#### Data for processing
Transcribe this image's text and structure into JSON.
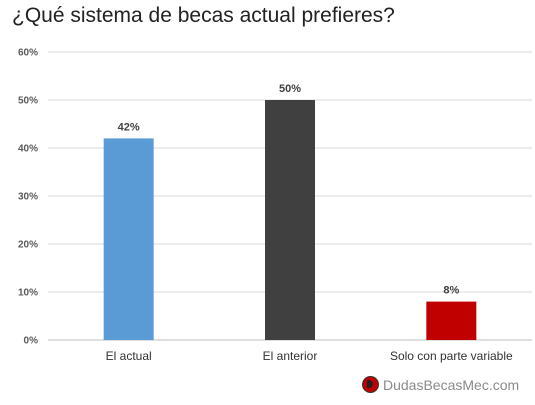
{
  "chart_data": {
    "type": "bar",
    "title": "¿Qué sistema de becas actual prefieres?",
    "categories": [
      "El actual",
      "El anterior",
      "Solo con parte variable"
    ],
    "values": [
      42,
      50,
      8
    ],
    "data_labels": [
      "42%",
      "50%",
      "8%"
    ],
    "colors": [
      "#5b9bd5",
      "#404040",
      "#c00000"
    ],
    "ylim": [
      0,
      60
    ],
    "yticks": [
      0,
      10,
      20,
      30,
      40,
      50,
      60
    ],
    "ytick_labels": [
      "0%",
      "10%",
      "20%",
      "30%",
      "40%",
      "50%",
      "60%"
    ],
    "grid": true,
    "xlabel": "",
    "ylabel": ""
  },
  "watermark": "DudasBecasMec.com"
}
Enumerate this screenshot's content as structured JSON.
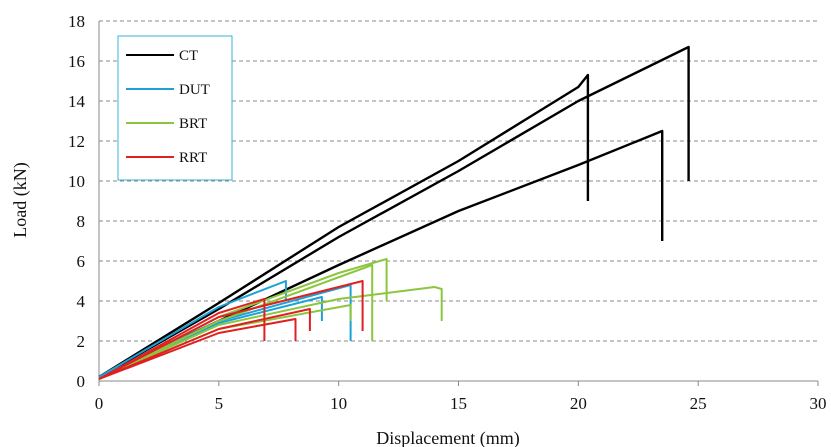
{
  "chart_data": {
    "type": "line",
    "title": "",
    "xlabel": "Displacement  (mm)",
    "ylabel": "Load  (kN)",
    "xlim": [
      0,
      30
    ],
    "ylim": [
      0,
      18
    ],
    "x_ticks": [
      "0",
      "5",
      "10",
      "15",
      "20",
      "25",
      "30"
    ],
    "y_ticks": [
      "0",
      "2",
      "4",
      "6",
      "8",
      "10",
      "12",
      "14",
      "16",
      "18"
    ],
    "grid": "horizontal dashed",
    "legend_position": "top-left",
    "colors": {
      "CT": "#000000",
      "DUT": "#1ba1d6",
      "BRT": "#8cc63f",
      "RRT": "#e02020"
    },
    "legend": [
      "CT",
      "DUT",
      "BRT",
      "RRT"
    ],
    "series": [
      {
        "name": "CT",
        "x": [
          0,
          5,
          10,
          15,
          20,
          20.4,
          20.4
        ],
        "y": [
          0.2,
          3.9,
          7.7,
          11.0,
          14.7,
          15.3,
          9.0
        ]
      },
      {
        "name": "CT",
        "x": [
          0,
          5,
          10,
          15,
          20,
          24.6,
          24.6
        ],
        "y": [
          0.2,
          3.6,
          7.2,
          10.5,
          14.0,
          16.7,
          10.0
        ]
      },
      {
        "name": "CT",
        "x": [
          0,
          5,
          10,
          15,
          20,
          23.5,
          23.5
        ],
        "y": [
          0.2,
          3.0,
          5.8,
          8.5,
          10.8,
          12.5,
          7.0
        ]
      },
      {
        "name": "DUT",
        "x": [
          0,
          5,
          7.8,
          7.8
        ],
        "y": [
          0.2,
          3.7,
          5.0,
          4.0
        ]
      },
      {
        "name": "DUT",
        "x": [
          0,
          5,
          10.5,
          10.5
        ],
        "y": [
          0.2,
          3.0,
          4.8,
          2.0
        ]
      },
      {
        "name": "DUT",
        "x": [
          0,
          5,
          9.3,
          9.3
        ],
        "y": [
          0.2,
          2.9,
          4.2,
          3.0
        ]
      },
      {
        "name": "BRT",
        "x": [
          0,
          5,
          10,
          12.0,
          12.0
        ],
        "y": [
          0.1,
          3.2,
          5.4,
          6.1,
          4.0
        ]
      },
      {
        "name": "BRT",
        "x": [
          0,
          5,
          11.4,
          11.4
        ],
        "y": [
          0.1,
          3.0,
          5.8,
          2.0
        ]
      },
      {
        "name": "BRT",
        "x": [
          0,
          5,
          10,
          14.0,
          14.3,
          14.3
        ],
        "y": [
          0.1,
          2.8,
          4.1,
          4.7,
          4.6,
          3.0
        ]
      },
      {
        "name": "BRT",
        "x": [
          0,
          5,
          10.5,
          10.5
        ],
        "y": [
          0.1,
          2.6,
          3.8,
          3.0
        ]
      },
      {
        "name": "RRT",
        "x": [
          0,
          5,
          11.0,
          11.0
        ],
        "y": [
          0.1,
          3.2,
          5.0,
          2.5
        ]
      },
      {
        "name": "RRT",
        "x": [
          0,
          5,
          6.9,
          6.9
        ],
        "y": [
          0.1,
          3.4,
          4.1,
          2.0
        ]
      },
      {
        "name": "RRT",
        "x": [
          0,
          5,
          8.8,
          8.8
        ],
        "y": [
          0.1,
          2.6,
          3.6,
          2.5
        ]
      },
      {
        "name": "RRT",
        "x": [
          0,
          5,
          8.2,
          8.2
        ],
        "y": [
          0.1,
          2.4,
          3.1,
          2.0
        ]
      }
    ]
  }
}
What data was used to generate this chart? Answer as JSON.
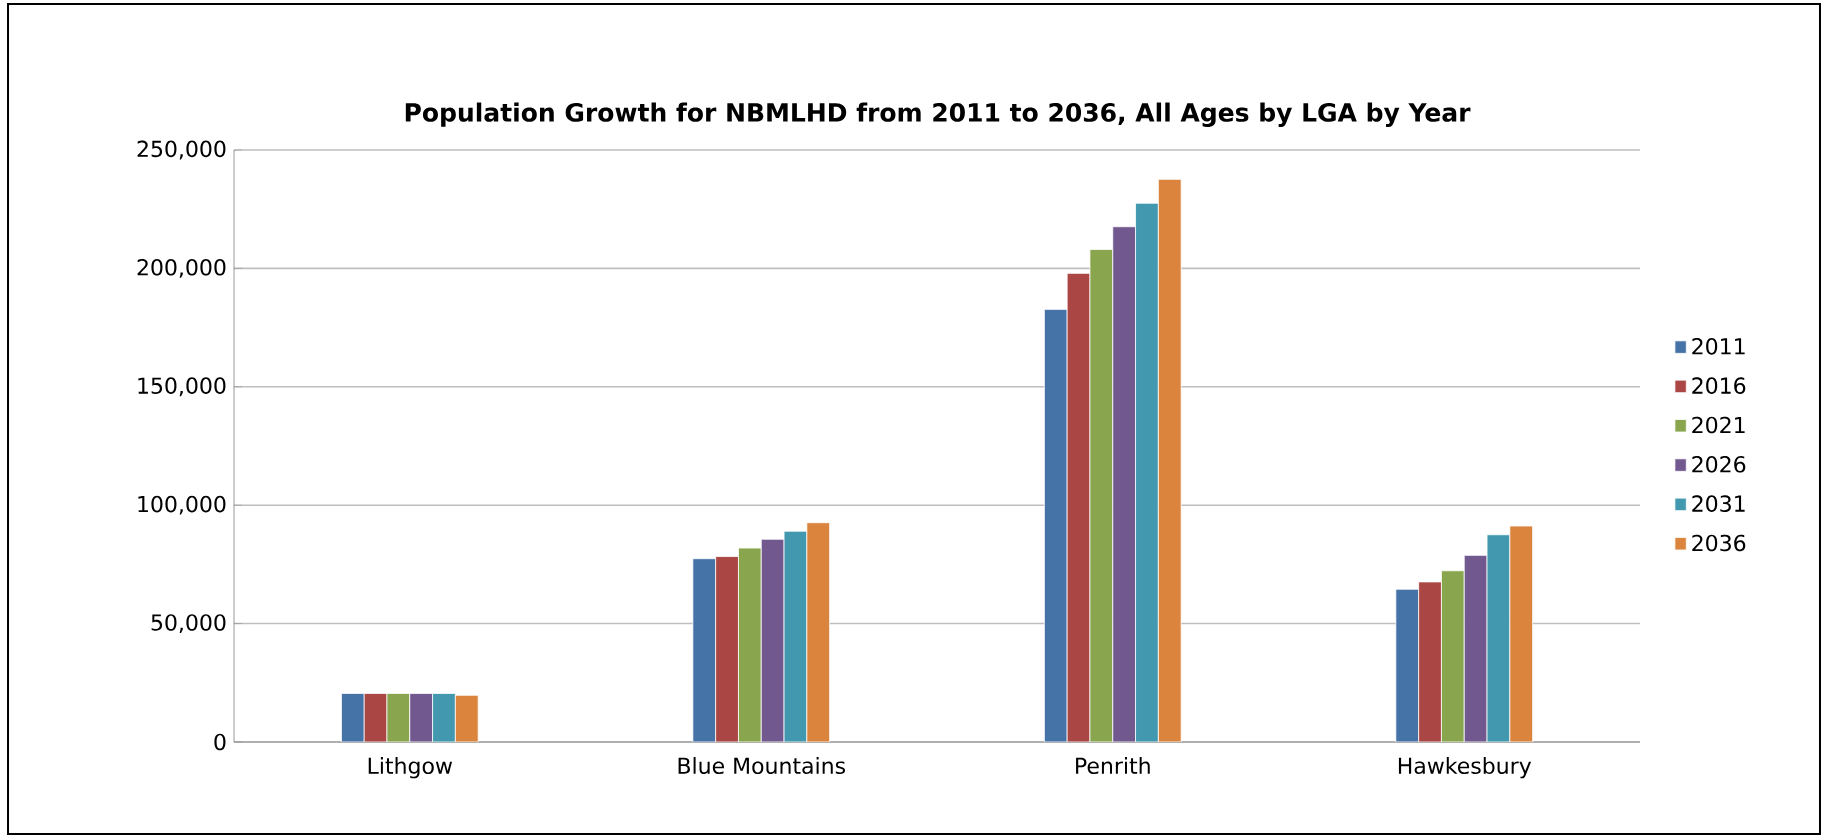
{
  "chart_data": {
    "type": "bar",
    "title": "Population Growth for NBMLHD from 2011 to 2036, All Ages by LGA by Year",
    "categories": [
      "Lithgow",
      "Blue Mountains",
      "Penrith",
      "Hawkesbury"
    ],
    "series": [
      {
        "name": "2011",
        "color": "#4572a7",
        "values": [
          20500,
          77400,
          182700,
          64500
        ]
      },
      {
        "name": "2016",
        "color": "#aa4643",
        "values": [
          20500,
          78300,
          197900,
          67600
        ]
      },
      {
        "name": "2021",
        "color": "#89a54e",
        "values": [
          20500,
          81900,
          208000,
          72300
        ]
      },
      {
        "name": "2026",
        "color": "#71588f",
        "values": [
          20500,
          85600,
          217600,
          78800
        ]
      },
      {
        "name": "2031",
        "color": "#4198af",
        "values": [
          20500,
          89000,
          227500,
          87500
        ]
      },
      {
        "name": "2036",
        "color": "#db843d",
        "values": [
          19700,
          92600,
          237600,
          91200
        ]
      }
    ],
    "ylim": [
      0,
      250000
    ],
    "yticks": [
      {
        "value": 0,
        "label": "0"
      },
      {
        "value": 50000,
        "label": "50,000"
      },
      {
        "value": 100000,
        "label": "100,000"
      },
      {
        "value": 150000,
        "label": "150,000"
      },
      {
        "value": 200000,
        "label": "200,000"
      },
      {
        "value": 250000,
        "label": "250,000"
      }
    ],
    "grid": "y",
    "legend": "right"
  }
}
########
# Work required:
Pick each line holding the word "this" out of the listing.

# Task answer:
Transcribe this image's text and structure into JSON.
Enumerate this screenshot's content as structured JSON.
What data was used to generate this chart? Answer as JSON.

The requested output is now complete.